* _TASK INPUT_
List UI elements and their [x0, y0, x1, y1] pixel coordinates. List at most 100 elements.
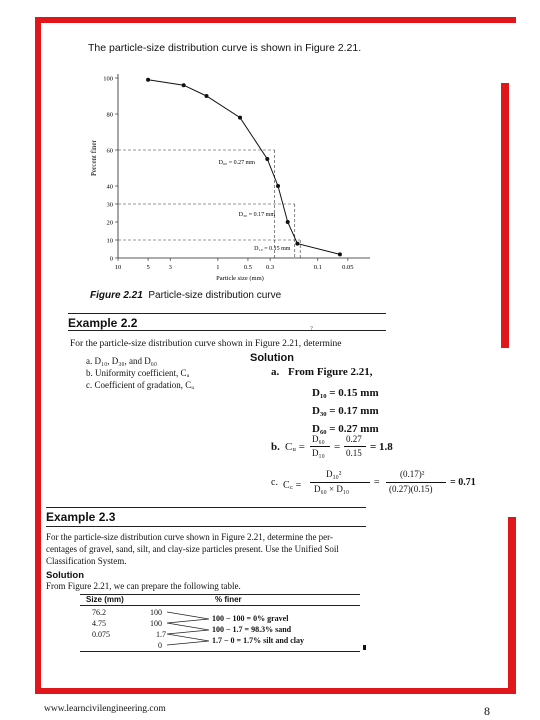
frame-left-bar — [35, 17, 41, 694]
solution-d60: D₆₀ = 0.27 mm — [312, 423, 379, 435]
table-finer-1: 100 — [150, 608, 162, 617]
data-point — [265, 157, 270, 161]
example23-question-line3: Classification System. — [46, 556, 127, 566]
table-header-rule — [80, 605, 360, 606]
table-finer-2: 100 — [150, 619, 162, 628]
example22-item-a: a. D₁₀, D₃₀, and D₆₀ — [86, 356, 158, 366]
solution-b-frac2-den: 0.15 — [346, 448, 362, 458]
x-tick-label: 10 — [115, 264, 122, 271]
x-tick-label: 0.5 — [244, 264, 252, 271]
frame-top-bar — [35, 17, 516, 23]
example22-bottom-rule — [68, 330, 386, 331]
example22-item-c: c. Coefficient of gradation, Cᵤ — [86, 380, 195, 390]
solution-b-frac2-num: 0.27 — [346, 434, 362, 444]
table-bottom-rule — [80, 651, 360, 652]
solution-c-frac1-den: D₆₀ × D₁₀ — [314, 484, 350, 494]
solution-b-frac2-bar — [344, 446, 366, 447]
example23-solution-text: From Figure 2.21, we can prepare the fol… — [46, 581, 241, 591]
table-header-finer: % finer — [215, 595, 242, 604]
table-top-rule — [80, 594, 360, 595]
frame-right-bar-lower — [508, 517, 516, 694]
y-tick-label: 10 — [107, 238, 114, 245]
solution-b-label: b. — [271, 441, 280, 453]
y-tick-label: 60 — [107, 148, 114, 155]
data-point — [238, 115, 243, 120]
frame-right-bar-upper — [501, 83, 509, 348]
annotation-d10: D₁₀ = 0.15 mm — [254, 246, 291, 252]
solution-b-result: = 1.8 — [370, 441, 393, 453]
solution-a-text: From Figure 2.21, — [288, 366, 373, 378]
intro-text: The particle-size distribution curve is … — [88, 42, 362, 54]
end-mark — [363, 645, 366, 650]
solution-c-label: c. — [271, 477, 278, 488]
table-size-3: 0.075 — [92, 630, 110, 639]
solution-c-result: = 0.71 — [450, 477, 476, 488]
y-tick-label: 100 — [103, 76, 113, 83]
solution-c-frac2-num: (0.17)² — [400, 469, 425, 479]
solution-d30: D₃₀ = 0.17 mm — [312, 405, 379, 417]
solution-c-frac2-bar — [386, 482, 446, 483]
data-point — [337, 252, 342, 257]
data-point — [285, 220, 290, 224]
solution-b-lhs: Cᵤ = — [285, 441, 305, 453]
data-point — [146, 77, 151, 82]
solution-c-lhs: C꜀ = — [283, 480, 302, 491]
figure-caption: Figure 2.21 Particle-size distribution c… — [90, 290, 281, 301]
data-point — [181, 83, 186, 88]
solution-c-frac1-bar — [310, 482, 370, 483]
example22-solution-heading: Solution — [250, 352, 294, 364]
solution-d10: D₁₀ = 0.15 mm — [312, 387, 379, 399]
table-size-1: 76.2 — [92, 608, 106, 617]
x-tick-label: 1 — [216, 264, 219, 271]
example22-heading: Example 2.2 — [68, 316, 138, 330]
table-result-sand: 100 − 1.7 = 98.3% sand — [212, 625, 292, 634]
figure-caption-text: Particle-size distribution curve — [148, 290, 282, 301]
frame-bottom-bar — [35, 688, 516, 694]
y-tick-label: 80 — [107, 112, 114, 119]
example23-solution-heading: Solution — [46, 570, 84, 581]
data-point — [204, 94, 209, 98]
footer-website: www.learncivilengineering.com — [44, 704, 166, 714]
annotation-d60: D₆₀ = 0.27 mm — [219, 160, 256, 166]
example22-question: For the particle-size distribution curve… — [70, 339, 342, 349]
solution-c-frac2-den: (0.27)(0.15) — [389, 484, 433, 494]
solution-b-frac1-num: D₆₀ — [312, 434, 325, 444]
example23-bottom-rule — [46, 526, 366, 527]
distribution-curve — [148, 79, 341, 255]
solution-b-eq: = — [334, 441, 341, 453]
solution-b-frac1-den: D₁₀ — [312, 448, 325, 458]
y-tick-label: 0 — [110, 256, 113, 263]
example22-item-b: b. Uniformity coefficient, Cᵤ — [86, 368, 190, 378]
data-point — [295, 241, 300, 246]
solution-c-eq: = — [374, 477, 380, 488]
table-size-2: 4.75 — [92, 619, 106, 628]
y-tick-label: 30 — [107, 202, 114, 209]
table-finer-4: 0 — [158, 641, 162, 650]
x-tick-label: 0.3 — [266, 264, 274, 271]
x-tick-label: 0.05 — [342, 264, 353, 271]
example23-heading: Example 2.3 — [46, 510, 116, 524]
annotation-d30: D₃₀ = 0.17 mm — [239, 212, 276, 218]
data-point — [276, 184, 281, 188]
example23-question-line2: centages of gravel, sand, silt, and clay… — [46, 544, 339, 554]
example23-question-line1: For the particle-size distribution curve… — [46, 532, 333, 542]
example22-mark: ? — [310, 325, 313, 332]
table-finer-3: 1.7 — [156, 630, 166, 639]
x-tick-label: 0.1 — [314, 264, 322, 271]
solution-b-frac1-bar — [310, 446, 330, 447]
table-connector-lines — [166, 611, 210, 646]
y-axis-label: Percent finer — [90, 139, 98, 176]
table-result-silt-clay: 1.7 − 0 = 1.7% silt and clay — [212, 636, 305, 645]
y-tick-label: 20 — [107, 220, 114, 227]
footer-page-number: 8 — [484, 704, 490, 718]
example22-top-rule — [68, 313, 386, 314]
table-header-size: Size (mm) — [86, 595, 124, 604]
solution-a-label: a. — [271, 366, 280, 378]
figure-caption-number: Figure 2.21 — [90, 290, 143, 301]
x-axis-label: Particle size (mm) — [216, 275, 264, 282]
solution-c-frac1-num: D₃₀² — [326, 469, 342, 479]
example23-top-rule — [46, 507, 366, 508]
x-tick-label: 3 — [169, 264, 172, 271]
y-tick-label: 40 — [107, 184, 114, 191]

* _THE TASK_
Repeat every line of the entries above word for word, leaving out the pictures.

* _TASK RESPONSE_
List UI elements and their [x0, y0, x1, y1] pixel coordinates. List at most 100 elements.
frame-left-bar — [35, 17, 41, 694]
solution-d60: D₆₀ = 0.27 mm — [312, 423, 379, 435]
table-finer-1: 100 — [150, 608, 162, 617]
data-point — [265, 157, 270, 161]
example23-question-line3: Classification System. — [46, 556, 127, 566]
table-header-rule — [80, 605, 360, 606]
table-finer-2: 100 — [150, 619, 162, 628]
example22-item-a: a. D₁₀, D₃₀, and D₆₀ — [86, 356, 158, 366]
solution-b-frac2-den: 0.15 — [346, 448, 362, 458]
x-tick-label: 10 — [115, 264, 122, 271]
x-tick-label: 0.5 — [244, 264, 252, 271]
frame-top-bar — [35, 17, 516, 23]
example22-bottom-rule — [68, 330, 386, 331]
example22-item-c: c. Coefficient of gradation, Cᵤ — [86, 380, 195, 390]
solution-b-frac2-num: 0.27 — [346, 434, 362, 444]
table-bottom-rule — [80, 651, 360, 652]
solution-c-frac1-den: D₆₀ × D₁₀ — [314, 484, 350, 494]
solution-b-frac2-bar — [344, 446, 366, 447]
example23-solution-text: From Figure 2.21, we can prepare the fol… — [46, 581, 241, 591]
table-header-finer: % finer — [215, 595, 242, 604]
table-top-rule — [80, 594, 360, 595]
frame-right-bar-lower — [508, 517, 516, 694]
y-tick-label: 10 — [107, 238, 114, 245]
solution-b-label: b. — [271, 441, 280, 453]
y-tick-label: 60 — [107, 148, 114, 155]
data-point — [238, 115, 243, 120]
frame-right-bar-upper — [501, 83, 509, 348]
annotation-d10: D₁₀ = 0.15 mm — [254, 246, 291, 252]
solution-b-result: = 1.8 — [370, 441, 393, 453]
solution-a-text: From Figure 2.21, — [288, 366, 373, 378]
intro-text: The particle-size distribution curve is … — [88, 42, 362, 54]
end-mark — [363, 645, 366, 650]
solution-c-label: c. — [271, 477, 278, 488]
table-size-3: 0.075 — [92, 630, 110, 639]
solution-c-result: = 0.71 — [450, 477, 476, 488]
y-tick-label: 100 — [103, 76, 113, 83]
solution-c-frac2-num: (0.17)² — [400, 469, 425, 479]
solution-d30: D₃₀ = 0.17 mm — [312, 405, 379, 417]
solution-c-frac2-bar — [386, 482, 446, 483]
data-point — [337, 252, 342, 257]
data-point — [285, 220, 290, 224]
solution-b-lhs: Cᵤ = — [285, 441, 305, 453]
data-point — [146, 77, 151, 82]
solution-c-lhs: C꜀ = — [283, 480, 302, 491]
figure-caption: Figure 2.21 Particle-size distribution c… — [90, 290, 281, 301]
data-point — [181, 83, 186, 88]
solution-c-frac1-bar — [310, 482, 370, 483]
example22-solution-heading: Solution — [250, 352, 294, 364]
solution-d10: D₁₀ = 0.15 mm — [312, 387, 379, 399]
table-size-1: 76.2 — [92, 608, 106, 617]
x-tick-label: 1 — [216, 264, 219, 271]
example22-heading: Example 2.2 — [68, 316, 138, 330]
table-result-sand: 100 − 1.7 = 98.3% sand — [212, 625, 292, 634]
figure-caption-text: Particle-size distribution curve — [148, 290, 282, 301]
frame-bottom-bar — [35, 688, 516, 694]
y-tick-label: 80 — [107, 112, 114, 119]
example23-solution-heading: Solution — [46, 570, 84, 581]
data-point — [204, 94, 209, 98]
footer-website: www.learncivilengineering.com — [44, 704, 166, 714]
annotation-d60: D₆₀ = 0.27 mm — [219, 160, 256, 166]
example22-question: For the particle-size distribution curve… — [70, 339, 342, 349]
solution-c-frac2-den: (0.27)(0.15) — [389, 484, 433, 494]
solution-b-frac1-num: D₆₀ — [312, 434, 325, 444]
example23-bottom-rule — [46, 526, 366, 527]
distribution-curve — [148, 79, 341, 255]
solution-b-eq: = — [334, 441, 341, 453]
solution-b-frac1-den: D₁₀ — [312, 448, 325, 458]
y-tick-label: 0 — [110, 256, 113, 263]
example22-item-b: b. Uniformity coefficient, Cᵤ — [86, 368, 190, 378]
data-point — [295, 241, 300, 246]
solution-c-eq: = — [374, 477, 380, 488]
table-size-2: 4.75 — [92, 619, 106, 628]
y-tick-label: 30 — [107, 202, 114, 209]
table-finer-4: 0 — [158, 641, 162, 650]
x-tick-label: 0.3 — [266, 264, 274, 271]
x-tick-label: 0.05 — [342, 264, 353, 271]
example23-heading: Example 2.3 — [46, 510, 116, 524]
annotation-d30: D₃₀ = 0.17 mm — [239, 212, 276, 218]
data-point — [276, 184, 281, 188]
example23-question-line2: centages of gravel, sand, silt, and clay… — [46, 544, 339, 554]
example23-question-line1: For the particle-size distribution curve… — [46, 532, 333, 542]
example22-mark: ? — [310, 325, 313, 332]
table-finer-3: 1.7 — [156, 630, 166, 639]
x-tick-label: 0.1 — [314, 264, 322, 271]
solution-b-frac1-bar — [310, 446, 330, 447]
table-connector-lines — [166, 611, 210, 646]
y-axis-label: Percent finer — [90, 139, 98, 176]
table-result-silt-clay: 1.7 − 0 = 1.7% silt and clay — [212, 636, 305, 645]
y-tick-label: 20 — [107, 220, 114, 227]
footer-page-number: 8 — [484, 704, 490, 718]
example22-top-rule — [68, 313, 386, 314]
table-header-size: Size (mm) — [86, 595, 124, 604]
solution-a-label: a. — [271, 366, 280, 378]
figure-caption-number: Figure 2.21 — [90, 290, 143, 301]
x-axis-label: Particle size (mm) — [216, 275, 264, 282]
solution-c-frac1-num: D₃₀² — [326, 469, 342, 479]
example23-top-rule — [46, 507, 366, 508]
x-tick-label: 3 — [169, 264, 172, 271]
y-tick-label: 40 — [107, 184, 114, 191]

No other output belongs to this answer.